GIVEN TASK: Pictures stay out of the copy; set down each line of the listing below exactly.

Part of a data file:
|---|

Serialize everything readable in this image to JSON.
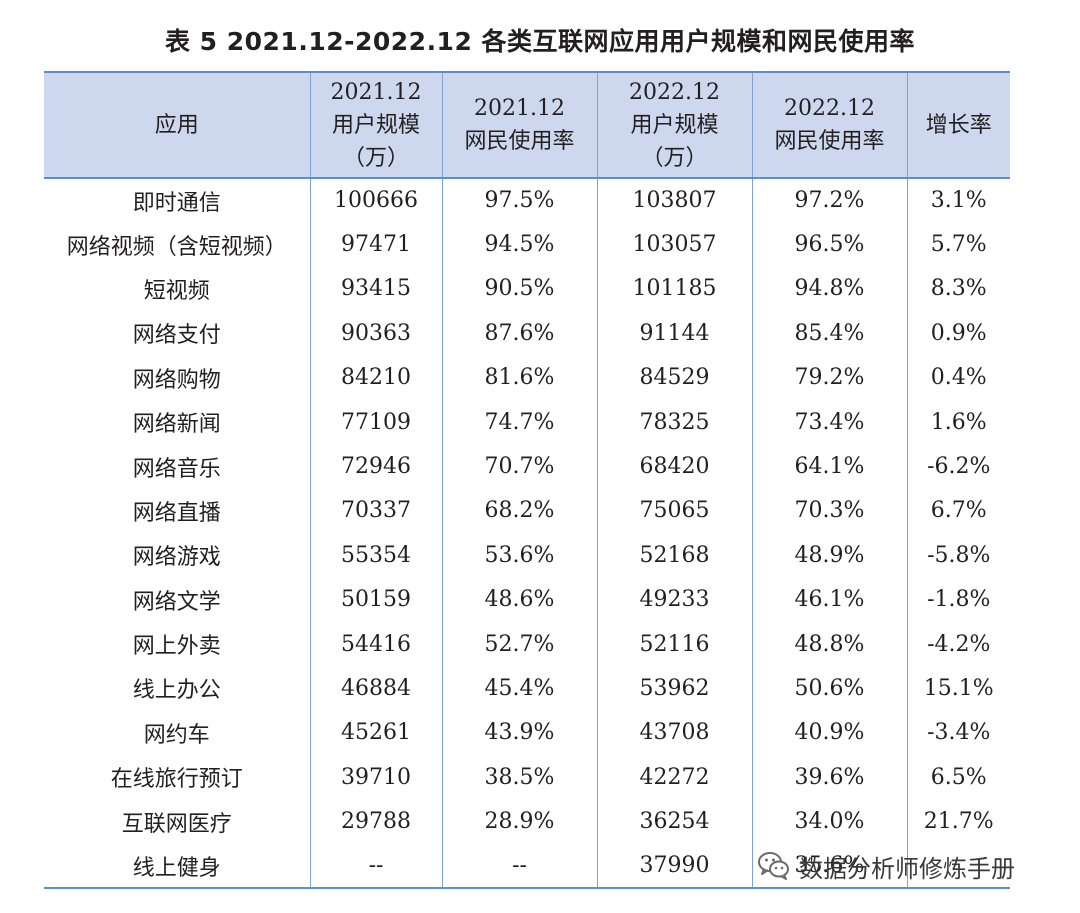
{
  "title": "表 5  2021.12-2022.12 各类互联网应用用户规模和网民使用率",
  "table": {
    "headers": [
      [
        "应用"
      ],
      [
        "2021.12",
        "用户规模",
        "（万）"
      ],
      [
        "2021.12",
        "网民使用率"
      ],
      [
        "2022.12",
        "用户规模",
        "（万）"
      ],
      [
        "2022.12",
        "网民使用率"
      ],
      [
        "增长率"
      ]
    ],
    "rows": [
      [
        "即时通信",
        "100666",
        "97.5%",
        "103807",
        "97.2%",
        "3.1%"
      ],
      [
        "网络视频（含短视频）",
        "97471",
        "94.5%",
        "103057",
        "96.5%",
        "5.7%"
      ],
      [
        "短视频",
        "93415",
        "90.5%",
        "101185",
        "94.8%",
        "8.3%"
      ],
      [
        "网络支付",
        "90363",
        "87.6%",
        "91144",
        "85.4%",
        "0.9%"
      ],
      [
        "网络购物",
        "84210",
        "81.6%",
        "84529",
        "79.2%",
        "0.4%"
      ],
      [
        "网络新闻",
        "77109",
        "74.7%",
        "78325",
        "73.4%",
        "1.6%"
      ],
      [
        "网络音乐",
        "72946",
        "70.7%",
        "68420",
        "64.1%",
        "-6.2%"
      ],
      [
        "网络直播",
        "70337",
        "68.2%",
        "75065",
        "70.3%",
        "6.7%"
      ],
      [
        "网络游戏",
        "55354",
        "53.6%",
        "52168",
        "48.9%",
        "-5.8%"
      ],
      [
        "网络文学",
        "50159",
        "48.6%",
        "49233",
        "46.1%",
        "-1.8%"
      ],
      [
        "网上外卖",
        "54416",
        "52.7%",
        "52116",
        "48.8%",
        "-4.2%"
      ],
      [
        "线上办公",
        "46884",
        "45.4%",
        "53962",
        "50.6%",
        "15.1%"
      ],
      [
        "网约车",
        "45261",
        "43.9%",
        "43708",
        "40.9%",
        "-3.4%"
      ],
      [
        "在线旅行预订",
        "39710",
        "38.5%",
        "42272",
        "39.6%",
        "6.5%"
      ],
      [
        "互联网医疗",
        "29788",
        "28.9%",
        "36254",
        "34.0%",
        "21.7%"
      ],
      [
        "线上健身",
        "--",
        "--",
        "37990",
        "35.6%",
        ""
      ]
    ]
  },
  "watermark": {
    "text": "数据分析师修炼手册",
    "icon": "wechat-icon"
  }
}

|---|

WRITTEN SOLUTION:
Serialize everything readable in this image to JSON.
{
  "title": "表 5  2021.12-2022.12 各类互联网应用用户规模和网民使用率",
  "table": {
    "headers": [
      [
        "应用"
      ],
      [
        "2021.12",
        "用户规模",
        "（万）"
      ],
      [
        "2021.12",
        "网民使用率"
      ],
      [
        "2022.12",
        "用户规模",
        "（万）"
      ],
      [
        "2022.12",
        "网民使用率"
      ],
      [
        "增长率"
      ]
    ],
    "rows": [
      [
        "即时通信",
        "100666",
        "97.5%",
        "103807",
        "97.2%",
        "3.1%"
      ],
      [
        "网络视频（含短视频）",
        "97471",
        "94.5%",
        "103057",
        "96.5%",
        "5.7%"
      ],
      [
        "短视频",
        "93415",
        "90.5%",
        "101185",
        "94.8%",
        "8.3%"
      ],
      [
        "网络支付",
        "90363",
        "87.6%",
        "91144",
        "85.4%",
        "0.9%"
      ],
      [
        "网络购物",
        "84210",
        "81.6%",
        "84529",
        "79.2%",
        "0.4%"
      ],
      [
        "网络新闻",
        "77109",
        "74.7%",
        "78325",
        "73.4%",
        "1.6%"
      ],
      [
        "网络音乐",
        "72946",
        "70.7%",
        "68420",
        "64.1%",
        "-6.2%"
      ],
      [
        "网络直播",
        "70337",
        "68.2%",
        "75065",
        "70.3%",
        "6.7%"
      ],
      [
        "网络游戏",
        "55354",
        "53.6%",
        "52168",
        "48.9%",
        "-5.8%"
      ],
      [
        "网络文学",
        "50159",
        "48.6%",
        "49233",
        "46.1%",
        "-1.8%"
      ],
      [
        "网上外卖",
        "54416",
        "52.7%",
        "52116",
        "48.8%",
        "-4.2%"
      ],
      [
        "线上办公",
        "46884",
        "45.4%",
        "53962",
        "50.6%",
        "15.1%"
      ],
      [
        "网约车",
        "45261",
        "43.9%",
        "43708",
        "40.9%",
        "-3.4%"
      ],
      [
        "在线旅行预订",
        "39710",
        "38.5%",
        "42272",
        "39.6%",
        "6.5%"
      ],
      [
        "互联网医疗",
        "29788",
        "28.9%",
        "36254",
        "34.0%",
        "21.7%"
      ],
      [
        "线上健身",
        "--",
        "--",
        "37990",
        "35.6%",
        ""
      ]
    ]
  },
  "watermark": {
    "text": "数据分析师修炼手册",
    "icon": "wechat-icon"
  }
}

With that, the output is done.